## Information given
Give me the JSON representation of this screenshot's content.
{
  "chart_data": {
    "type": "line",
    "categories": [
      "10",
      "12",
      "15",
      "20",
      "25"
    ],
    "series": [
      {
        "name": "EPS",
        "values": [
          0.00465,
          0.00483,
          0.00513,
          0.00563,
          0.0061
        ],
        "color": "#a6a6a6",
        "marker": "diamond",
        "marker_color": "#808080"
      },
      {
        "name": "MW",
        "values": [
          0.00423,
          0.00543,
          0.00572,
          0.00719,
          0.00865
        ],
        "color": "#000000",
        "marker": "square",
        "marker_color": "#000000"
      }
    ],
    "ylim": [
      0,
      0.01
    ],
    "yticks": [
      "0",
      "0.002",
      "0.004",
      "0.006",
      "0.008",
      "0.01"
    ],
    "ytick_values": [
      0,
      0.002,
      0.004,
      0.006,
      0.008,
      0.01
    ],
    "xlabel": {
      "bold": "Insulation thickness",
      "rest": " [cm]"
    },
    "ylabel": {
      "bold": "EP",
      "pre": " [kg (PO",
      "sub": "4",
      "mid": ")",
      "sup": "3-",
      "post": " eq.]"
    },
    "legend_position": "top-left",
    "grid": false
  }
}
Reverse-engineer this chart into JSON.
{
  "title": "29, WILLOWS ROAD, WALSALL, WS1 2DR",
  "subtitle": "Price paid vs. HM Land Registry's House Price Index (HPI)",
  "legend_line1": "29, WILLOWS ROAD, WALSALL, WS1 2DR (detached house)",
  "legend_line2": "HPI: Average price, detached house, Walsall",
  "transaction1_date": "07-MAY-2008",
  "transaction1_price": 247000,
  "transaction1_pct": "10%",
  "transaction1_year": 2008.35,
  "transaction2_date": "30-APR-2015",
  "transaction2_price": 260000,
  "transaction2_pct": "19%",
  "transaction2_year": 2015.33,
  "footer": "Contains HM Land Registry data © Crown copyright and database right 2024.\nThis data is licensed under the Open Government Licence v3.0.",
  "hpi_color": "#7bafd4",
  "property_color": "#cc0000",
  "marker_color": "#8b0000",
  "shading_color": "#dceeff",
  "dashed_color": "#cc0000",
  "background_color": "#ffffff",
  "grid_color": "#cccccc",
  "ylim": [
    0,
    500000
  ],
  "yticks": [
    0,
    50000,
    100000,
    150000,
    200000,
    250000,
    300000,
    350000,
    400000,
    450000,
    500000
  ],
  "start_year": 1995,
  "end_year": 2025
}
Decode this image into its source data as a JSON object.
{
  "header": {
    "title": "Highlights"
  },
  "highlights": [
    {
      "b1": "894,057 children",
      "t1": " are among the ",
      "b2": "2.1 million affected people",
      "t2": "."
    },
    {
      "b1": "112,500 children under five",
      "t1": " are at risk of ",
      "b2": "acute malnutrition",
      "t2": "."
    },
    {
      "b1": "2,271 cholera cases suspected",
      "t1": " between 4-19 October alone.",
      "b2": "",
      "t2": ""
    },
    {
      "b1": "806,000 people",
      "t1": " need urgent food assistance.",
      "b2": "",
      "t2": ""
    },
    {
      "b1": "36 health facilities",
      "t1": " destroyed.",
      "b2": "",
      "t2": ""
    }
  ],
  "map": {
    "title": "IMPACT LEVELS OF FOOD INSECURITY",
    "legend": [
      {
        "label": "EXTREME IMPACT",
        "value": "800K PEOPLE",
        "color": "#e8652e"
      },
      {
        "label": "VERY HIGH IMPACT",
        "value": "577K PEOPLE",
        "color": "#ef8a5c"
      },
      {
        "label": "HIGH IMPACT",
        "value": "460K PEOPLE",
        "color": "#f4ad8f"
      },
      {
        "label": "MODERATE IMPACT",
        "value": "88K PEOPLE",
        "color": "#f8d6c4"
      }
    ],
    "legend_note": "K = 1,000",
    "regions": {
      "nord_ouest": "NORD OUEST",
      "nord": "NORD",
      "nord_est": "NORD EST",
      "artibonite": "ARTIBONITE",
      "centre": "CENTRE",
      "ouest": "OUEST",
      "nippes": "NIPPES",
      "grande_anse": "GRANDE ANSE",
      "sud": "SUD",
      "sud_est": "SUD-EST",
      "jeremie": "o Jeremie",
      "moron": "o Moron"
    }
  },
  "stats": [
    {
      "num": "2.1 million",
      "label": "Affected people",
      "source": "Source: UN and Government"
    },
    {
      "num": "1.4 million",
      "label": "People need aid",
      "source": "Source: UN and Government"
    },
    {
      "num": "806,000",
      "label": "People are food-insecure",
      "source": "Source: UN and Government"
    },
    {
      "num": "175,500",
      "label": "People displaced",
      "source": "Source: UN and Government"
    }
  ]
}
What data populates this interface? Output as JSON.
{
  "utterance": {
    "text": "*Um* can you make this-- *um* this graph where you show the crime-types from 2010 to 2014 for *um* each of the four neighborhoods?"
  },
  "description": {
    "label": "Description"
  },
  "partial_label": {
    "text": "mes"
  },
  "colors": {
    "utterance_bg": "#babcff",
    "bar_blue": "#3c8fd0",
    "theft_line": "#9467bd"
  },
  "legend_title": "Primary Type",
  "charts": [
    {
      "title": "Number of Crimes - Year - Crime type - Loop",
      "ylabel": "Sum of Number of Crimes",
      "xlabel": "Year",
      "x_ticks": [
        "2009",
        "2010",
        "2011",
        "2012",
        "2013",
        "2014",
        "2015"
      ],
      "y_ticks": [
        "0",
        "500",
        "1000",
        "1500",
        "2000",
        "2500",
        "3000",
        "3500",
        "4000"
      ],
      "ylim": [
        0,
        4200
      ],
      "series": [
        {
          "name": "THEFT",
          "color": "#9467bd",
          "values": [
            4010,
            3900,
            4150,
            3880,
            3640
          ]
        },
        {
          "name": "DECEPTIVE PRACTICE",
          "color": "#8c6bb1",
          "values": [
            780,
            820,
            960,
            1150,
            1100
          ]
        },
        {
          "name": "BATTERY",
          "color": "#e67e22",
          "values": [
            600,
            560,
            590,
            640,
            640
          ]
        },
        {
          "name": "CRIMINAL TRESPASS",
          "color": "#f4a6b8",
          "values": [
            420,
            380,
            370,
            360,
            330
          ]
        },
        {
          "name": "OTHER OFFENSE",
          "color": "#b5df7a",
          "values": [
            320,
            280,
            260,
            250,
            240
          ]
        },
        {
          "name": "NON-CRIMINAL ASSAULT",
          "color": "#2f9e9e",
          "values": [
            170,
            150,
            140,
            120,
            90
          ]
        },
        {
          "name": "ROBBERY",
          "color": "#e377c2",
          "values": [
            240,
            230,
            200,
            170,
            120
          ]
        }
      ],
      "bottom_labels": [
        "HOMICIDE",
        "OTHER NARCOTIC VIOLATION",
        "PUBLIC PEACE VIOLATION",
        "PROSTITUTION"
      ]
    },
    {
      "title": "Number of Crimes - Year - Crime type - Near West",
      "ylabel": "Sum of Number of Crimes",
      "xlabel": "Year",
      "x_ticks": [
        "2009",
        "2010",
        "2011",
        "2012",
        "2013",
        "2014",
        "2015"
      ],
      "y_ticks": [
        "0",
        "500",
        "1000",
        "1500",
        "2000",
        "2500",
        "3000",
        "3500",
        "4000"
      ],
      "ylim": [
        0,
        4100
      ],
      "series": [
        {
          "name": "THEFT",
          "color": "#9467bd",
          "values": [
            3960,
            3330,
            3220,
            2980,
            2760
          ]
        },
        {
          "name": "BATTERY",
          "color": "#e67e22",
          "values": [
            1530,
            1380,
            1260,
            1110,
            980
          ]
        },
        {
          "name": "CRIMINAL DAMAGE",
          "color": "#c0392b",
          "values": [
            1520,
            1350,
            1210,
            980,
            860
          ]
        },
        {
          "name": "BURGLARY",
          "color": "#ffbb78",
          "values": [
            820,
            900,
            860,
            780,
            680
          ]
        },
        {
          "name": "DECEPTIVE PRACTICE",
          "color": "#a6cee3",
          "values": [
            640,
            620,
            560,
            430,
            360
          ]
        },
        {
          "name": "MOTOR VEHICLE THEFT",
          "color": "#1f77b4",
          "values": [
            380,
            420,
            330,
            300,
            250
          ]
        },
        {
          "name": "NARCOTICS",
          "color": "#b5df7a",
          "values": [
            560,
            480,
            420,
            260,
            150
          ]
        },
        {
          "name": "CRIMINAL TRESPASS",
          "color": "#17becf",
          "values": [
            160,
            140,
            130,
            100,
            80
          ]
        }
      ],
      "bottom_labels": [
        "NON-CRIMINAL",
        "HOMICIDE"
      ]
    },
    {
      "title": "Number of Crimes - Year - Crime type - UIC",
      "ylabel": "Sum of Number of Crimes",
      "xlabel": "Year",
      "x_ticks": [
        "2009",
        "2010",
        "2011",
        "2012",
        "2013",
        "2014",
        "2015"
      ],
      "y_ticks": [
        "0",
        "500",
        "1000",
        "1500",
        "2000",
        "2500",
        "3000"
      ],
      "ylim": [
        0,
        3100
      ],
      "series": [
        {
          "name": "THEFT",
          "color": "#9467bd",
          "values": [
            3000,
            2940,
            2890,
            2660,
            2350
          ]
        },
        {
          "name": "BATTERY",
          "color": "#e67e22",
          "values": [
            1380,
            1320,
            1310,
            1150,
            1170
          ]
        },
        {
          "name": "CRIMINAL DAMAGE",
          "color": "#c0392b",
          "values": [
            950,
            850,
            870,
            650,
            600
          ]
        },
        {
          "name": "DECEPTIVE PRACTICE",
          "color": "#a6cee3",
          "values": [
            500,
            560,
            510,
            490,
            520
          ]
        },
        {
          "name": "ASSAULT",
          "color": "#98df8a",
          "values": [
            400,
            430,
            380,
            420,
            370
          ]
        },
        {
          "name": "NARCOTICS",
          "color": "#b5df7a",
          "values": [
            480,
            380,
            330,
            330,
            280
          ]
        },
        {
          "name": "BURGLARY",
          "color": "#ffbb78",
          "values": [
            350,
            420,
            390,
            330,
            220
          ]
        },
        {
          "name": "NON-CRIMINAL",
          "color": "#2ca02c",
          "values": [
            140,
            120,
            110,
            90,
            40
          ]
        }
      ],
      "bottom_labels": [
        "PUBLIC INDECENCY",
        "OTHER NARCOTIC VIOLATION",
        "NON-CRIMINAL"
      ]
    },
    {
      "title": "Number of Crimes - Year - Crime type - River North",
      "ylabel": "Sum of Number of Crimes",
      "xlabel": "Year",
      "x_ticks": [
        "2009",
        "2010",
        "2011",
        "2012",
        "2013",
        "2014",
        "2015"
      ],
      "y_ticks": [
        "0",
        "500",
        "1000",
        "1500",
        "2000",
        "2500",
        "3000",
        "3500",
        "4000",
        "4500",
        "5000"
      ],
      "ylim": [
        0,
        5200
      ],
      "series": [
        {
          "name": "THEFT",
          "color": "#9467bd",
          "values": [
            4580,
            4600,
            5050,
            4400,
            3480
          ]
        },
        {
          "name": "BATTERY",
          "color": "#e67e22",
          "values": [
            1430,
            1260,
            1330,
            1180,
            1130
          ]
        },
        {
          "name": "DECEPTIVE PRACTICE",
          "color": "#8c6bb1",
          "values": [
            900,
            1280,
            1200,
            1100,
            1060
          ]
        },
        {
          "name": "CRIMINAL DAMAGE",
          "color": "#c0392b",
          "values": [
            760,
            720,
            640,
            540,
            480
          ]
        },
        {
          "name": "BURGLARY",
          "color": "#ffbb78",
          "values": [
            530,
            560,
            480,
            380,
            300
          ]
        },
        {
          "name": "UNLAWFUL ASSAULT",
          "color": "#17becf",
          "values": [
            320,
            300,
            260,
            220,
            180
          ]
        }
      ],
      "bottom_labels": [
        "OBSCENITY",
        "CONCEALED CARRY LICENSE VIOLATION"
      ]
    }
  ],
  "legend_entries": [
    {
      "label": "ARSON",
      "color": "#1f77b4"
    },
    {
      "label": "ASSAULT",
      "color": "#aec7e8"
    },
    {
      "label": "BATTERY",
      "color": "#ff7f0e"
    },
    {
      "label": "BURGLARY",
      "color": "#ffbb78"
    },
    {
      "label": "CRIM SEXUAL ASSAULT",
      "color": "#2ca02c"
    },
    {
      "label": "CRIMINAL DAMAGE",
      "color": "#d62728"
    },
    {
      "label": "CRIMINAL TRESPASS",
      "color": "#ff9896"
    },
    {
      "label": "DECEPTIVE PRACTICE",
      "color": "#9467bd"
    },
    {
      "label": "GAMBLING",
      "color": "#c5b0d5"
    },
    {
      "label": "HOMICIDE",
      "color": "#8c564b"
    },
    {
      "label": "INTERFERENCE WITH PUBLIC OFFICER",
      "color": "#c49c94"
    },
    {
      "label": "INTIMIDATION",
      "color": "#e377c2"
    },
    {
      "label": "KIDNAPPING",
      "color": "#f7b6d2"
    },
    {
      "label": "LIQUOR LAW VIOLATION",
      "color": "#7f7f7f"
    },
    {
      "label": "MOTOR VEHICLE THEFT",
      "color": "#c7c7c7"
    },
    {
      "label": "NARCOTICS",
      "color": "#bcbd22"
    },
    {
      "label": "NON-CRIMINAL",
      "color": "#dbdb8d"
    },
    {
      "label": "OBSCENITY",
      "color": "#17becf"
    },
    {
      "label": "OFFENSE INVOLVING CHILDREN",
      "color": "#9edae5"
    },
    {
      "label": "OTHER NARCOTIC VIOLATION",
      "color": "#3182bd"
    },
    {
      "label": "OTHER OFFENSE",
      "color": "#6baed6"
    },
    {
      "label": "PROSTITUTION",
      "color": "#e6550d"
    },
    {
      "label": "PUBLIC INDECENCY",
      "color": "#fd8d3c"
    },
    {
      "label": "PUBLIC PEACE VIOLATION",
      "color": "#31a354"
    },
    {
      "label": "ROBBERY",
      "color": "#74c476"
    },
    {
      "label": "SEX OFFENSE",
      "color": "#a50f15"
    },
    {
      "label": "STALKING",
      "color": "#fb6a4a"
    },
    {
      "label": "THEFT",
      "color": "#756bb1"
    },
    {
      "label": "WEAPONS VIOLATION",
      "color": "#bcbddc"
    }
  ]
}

## Direction
Select, from the listing, all lines that include the word "Registry".

## Response
  "subtitle": "Price paid vs. HM Land Registry's House Price Index (HPI)",
  "footer": "Contains HM Land Registry data © Crown copyright and database right 2024.\nThis data is licensed under the Open Government Licence v3.0.",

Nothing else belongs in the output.